» **Document**:
□ □ □ □ □
Direct access to ASM files (data peeking), possibly automated in a small ‘utility’, for didactical scopes or for emergency data rescue is a possible extension of the findings documented here.
Oracle ASM Recap
Database storage is organized by ASM using the following components: each LUN is mapped as a disk (possibly using asmlib on Linux). Disks are grouped together into disk groups. Each disk group can be segmented in one or more fail groups. Typically 2 fail groups are created for a normal redundancy disk group, ASM takes then care of writing mirror data in two copies allocated in different fail groups [Ref 5]. Oracle files are allocated by ASM from the pool of storage defined by the disk groups, as specified by the DBA. ASM takes care of mirroring and striping the data, following the S.A.M.E. concept [Ref 7].
A typical configuration [Ref 1-5] uses 2 disk groups: a data disk group (datafiles, redologs, spfile, tempfile and controfile) and a recovery disk group for the flash recovery area (archive logs, disk backups, redolog and controlfile multiplexed members). Configuration of the disk groups is performed via SQL commands [Ref 4].
□ □ □ □ □
» **Actions to take**:
• 1. Update the Oracle ASM text from "Oracle ASM Recap" to "concept [Ref 7].", changing "fail groups" to "failure groups".
• 2. In the Oracle ASM text, how many disk groups does a typical configuration use, and what are they?
• 3. Can you resume the Oracle ASM text after its last sentence and keep writing?
These entries come from a separate source.

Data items
□ □ □ □ □
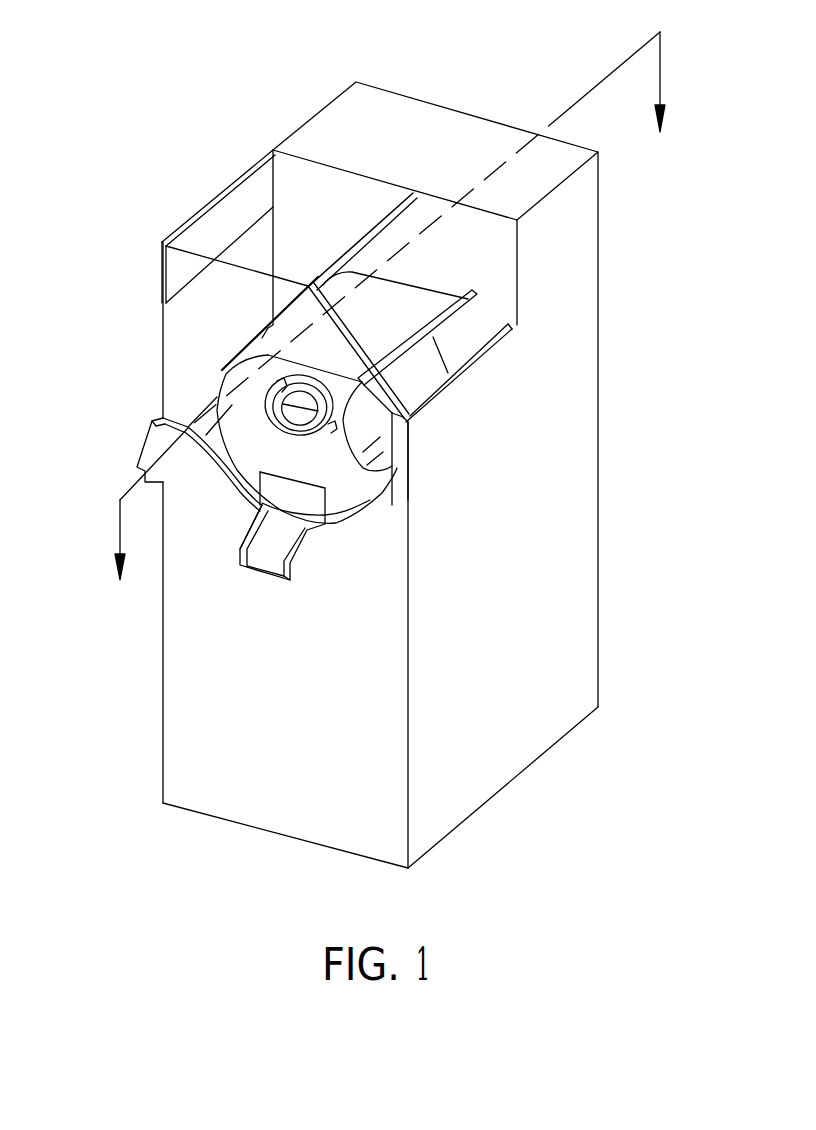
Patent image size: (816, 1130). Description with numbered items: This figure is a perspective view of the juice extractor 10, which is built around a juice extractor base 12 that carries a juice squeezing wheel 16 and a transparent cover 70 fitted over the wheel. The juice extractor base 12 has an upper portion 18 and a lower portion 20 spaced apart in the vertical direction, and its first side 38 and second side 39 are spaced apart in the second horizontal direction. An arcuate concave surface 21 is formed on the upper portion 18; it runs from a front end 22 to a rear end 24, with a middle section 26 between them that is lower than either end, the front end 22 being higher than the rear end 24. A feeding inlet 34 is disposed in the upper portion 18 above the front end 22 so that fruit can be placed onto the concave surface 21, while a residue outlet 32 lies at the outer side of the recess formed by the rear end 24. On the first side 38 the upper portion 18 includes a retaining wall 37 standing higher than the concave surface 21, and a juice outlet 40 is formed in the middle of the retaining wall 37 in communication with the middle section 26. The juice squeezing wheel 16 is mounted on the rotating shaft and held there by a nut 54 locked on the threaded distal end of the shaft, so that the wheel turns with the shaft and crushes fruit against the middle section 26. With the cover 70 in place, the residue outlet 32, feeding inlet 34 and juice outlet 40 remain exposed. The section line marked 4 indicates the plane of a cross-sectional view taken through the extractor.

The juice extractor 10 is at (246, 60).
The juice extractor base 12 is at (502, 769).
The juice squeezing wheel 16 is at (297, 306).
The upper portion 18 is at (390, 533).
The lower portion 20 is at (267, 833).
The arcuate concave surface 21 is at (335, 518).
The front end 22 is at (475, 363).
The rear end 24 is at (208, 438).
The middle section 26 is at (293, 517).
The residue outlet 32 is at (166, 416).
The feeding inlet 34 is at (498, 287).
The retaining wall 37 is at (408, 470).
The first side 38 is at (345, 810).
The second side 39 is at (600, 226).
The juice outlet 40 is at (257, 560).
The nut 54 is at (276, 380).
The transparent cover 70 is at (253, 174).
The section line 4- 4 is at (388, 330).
□ □ □ □ □
» **Exercise answers**:
• 1.
Oracle ASM Recap
Database storage is organized by ASM using the following components: each LUN is mapped as a disk (possibly using asmlib on Linux). Disks are grouped together into disk groups. Each disk group can be segmented in one or more failure groups. Typically 2 failure groups are created for a normal redundancy disk group, ASM takes then care of writing mirror data in two copies allocated in different failure groups [Ref 5]. Oracle files are allocated by ASM from the pool of storage defined by the disk groups, as specified by the DBA. ASM takes care of mirroring and striping the data, following the S.A.M.E. concept [Ref 7].

• 2. Two: a data disk group and a recovery disk group for the flash recovery area.

• 3.
The following V$ views are available to expose the configuration and some usage statistics, such as the number of physical reads and writes. All these views are accessible from the ASM instance (while some of them display no records when queried from the database instance).
View Name | Based on | Description |
V$ASM_DISKGROUP | X$KFGRP | performs disk discovery and lists diskgroups |
V$ASM_DISKGROUP_STAT | X$KFGRP_STAT | lists diskgroups |
V$ASM_DISK | X$KFDSK, X$KFKID | perform disk discovery and lists disks + usage metrics |
V$ASM_DISK_STAT | X$KFDSK_STAT, X$KFKID | List disks + usage metrics |
V$ASM_FILE | X$KFFIL | lists ASM files (1 row per file) |
V$ASM_ALIAS | X$KFALS | lists ASM aliases (files, directories) |
V$ASM_CLIENT | X$KFTMTA | lists instances DB instances connected to ASM |
V$OPERATION | X$KFGMG | lists running rebalancing operations |
N.A. | X$KFFXP | Extent mapping table for ASM files |
From the table above we can see that the V$ASM_* views are based on X$KF* (i.e. X$ tables with KF as a prefix). There are more of such tables that are not used to build V$ASM_* views: X$KFFXP, X$KFDAT, X$KFCBH, X$KFCCE, X$KFBH, X$KFDPARTNER, X$KFCLLE. Note: the findings reported here are based on querying the documented dictionary views: V$FIXED_VIEW_DEFINITION and V$FIXED_TABLE.
By querying the undocumented X$ tables listed above the author has found that the extent mapping table for ASM is contained in X$KFFXP (see also Ref 7 and 8).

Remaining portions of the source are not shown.